WHAT IS EXPECTED: Output the entries verbatim, including every line.

ENTRIES PROVIDED:

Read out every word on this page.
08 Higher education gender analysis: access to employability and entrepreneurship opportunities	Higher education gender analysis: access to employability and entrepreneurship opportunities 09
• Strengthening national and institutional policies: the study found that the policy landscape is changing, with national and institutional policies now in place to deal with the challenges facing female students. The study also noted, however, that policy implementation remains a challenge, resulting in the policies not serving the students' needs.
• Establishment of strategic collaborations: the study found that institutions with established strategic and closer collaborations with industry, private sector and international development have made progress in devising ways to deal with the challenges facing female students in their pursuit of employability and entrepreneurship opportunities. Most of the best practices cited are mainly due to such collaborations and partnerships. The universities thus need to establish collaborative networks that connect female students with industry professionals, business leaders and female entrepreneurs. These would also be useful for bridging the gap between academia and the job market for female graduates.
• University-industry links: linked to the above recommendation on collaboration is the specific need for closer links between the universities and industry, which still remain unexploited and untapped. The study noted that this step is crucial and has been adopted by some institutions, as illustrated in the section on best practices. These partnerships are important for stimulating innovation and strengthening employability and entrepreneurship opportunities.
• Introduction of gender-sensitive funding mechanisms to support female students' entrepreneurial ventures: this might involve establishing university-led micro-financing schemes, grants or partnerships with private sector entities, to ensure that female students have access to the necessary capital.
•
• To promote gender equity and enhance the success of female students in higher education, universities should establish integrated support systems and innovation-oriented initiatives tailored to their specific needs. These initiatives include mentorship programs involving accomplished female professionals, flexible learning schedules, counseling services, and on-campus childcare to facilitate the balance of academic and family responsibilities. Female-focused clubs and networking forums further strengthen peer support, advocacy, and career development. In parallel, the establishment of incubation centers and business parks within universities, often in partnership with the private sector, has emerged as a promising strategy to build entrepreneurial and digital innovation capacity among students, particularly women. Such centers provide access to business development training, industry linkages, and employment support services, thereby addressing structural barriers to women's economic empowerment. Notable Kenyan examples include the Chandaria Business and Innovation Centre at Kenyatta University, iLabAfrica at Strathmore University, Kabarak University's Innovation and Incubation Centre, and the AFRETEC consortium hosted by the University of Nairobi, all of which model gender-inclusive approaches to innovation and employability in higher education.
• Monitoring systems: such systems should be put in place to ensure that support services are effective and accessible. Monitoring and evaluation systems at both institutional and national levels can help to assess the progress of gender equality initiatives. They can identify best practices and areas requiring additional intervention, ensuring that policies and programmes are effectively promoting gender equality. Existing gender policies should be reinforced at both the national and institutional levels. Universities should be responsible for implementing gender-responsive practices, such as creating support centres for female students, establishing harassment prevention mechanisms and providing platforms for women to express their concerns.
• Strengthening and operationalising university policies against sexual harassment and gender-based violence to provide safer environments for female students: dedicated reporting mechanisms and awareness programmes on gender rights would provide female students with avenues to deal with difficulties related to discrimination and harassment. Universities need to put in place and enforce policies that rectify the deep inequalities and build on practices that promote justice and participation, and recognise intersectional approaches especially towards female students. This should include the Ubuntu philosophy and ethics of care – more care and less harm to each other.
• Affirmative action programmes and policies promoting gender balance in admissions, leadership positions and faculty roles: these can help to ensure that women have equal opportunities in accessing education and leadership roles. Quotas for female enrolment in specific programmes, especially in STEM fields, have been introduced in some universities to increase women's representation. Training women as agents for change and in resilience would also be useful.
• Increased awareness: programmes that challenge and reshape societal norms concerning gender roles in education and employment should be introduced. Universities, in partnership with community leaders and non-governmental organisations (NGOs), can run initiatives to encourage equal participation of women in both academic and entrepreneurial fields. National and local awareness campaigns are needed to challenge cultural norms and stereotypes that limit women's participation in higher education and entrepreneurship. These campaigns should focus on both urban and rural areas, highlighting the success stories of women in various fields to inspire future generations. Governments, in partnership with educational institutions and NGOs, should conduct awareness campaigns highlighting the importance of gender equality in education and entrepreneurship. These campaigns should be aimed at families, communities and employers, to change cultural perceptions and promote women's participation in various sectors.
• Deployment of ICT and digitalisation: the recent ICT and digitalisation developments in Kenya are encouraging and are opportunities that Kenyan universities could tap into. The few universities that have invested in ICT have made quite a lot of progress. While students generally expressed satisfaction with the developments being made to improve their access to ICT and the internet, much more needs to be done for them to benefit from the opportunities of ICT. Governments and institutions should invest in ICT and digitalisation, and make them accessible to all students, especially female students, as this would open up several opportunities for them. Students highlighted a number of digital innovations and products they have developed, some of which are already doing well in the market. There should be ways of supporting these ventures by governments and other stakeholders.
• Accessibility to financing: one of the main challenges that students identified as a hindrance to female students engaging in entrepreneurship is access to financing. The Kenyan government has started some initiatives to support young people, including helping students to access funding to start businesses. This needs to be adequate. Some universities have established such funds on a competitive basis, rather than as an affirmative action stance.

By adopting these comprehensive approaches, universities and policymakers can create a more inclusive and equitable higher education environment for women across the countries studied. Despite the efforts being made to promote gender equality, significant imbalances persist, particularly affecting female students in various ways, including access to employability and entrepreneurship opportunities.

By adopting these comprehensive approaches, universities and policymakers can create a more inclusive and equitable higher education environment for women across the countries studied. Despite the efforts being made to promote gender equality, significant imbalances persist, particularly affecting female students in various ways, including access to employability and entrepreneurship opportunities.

EXERCISE SOLUTION:
Read out every word on this page.
08 Higher education gender analysis: access to employability and entrepreneurship opportunities	Higher education gender analysis: access to employability and entrepreneurship opportunities 09
• Strengthening national and institutional policies: the study found that the policy landscape is changing, with national and institutional policies now in place to deal with the challenges facing female students. The study also noted, however, that policy implementation remains a challenge, resulting in the policies not serving the students' needs.
• Establishment of strategic collaborations: the study found that institutions with established strategic and closer collaborations with industry, private sector and international development have made progress in devising ways to deal with the challenges facing female students in their pursuit of employability and entrepreneurship opportunities. Most of the best practices cited are mainly due to such collaborations and partnerships. The universities thus need to establish collaborative networks that connect female students with industry professionals, business leaders and female entrepreneurs. These would also be useful for bridging the gap between academia and the job market for female graduates.
• University-industry links: linked to the above recommendation on collaboration is the specific need for closer links between the universities and industry, which still remain unexploited and untapped. The study noted that this step is crucial and has been adopted by some institutions, as illustrated in the section on best practices. These partnerships are important for stimulating innovation and strengthening employability and entrepreneurship opportunities.
• Introduction of gender-sensitive funding mechanisms to support female students' entrepreneurial ventures: this might involve establishing university-led micro-financing schemes, grants or partnerships with private sector entities, to ensure that female students have access to the necessary capital.
•
• To promote gender equity and enhance the success of female students in higher education, universities should establish integrated support systems and innovation-oriented initiatives tailored to their specific needs. These initiatives include mentorship programs involving accomplished female professionals, flexible learning schedules, counseling services, and on-campus childcare to facilitate the balance of academic and family responsibilities. Female-focused clubs and networking forums further strengthen peer support, advocacy, and career development. In parallel, the establishment of incubation centers and business parks within universities, often in partnership with the private sector, has emerged as a promising strategy to build entrepreneurial and digital innovation capacity among students, particularly women. Such centers provide access to business development training, industry linkages, and employment support services, thereby addressing structural barriers to women's economic empowerment. Notable Kenyan examples include the Chandaria Business and Innovation Centre at Kenyatta University, iLabAfrica at Strathmore University, Kabarak University's Innovation and Incubation Centre, and the AFRETEC consortium hosted by the University of Nairobi, all of which model gender-inclusive approaches to innovation and employability in higher education.
• Monitoring systems: such systems should be put in place to ensure that support services are effective and accessible. Monitoring and evaluation systems at both institutional and national levels can help to assess the progress of gender equality initiatives. They can identify best practices and areas requiring additional intervention, ensuring that policies and programmes are effectively promoting gender equality. Existing gender policies should be reinforced at both the national and institutional levels. Universities should be responsible for implementing gender-responsive practices, such as creating support centres for female students, establishing harassment prevention mechanisms and providing platforms for women to express their concerns.
• Strengthening and operationalising university policies against sexual harassment and gender-based violence to provide safer environments for female students: dedicated reporting mechanisms and awareness programmes on gender rights would provide female students with avenues to deal with difficulties related to discrimination and harassment. Universities need to put in place and enforce policies that rectify the deep inequalities and build on practices that promote justice and participation, and recognise intersectional approaches especially towards female students. This should include the Ubuntu philosophy and ethics of care – more care and less harm to each other.
• Affirmative action programmes and policies promoting gender balance in admissions, leadership positions and faculty roles: these can help to ensure that women have equal opportunities in accessing education and leadership roles. Quotas for female enrolment in specific programmes, especially in STEM fields, have been introduced in some universities to increase women's representation. Training women as agents for change and in resilience would also be useful.
• Increased awareness: programmes that challenge and reshape societal norms concerning gender roles in education and employment should be introduced. Universities, in partnership with community leaders and non-governmental organisations (NGOs), can run initiatives to encourage equal participation of women in both academic and entrepreneurial fields. National and local awareness campaigns are needed to challenge cultural norms and stereotypes that limit women's participation in higher education and entrepreneurship. These campaigns should focus on both urban and rural areas, highlighting the success stories of women in various fields to inspire future generations. Governments, in partnership with educational institutions and NGOs, should conduct awareness campaigns highlighting the importance of gender equality in education and entrepreneurship. These campaigns should be aimed at families, communities and employers, to change cultural perceptions and promote women's participation in various sectors.
• Deployment of ICT and digitalisation: the recent ICT and digitalisation developments in Kenya are encouraging and are opportunities that Kenyan universities could tap into. The few universities that have invested in ICT have made quite a lot of progress. While students generally expressed satisfaction with the developments being made to improve their access to ICT and the internet, much more needs to be done for them to benefit from the opportunities of ICT. Governments and institutions should invest in ICT and digitalisation, and make them accessible to all students, especially female students, as this would open up several opportunities for them. Students highlighted a number of digital innovations and products they have developed, some of which are already doing well in the market. There should be ways of supporting these ventures by governments and other stakeholders.
• Accessibility to financing: one of the main challenges that students identified as a hindrance to female students engaging in entrepreneurship is access to financing. The Kenyan government has started some initiatives to support young people, including helping students to access funding to start businesses. This needs to be adequate. Some universities have established such funds on a competitive basis, rather than as an affirmative action stance.

By adopting these comprehensive approaches, universities and policymakers can create a more inclusive and equitable higher education environment for women across the countries studied. Despite the efforts being made to promote gender equality, significant imbalances persist, particularly affecting female students in various ways, including access to employability and entrepreneurship opportunities.

By adopting these comprehensive approaches, universities and policymakers can create a more inclusive and equitable higher education environment for women across the countries studied. Despite the efforts being made to promote gender equality, significant imbalances persist, particularly affecting female students in various ways, including access to employability and entrepreneurship opportunities.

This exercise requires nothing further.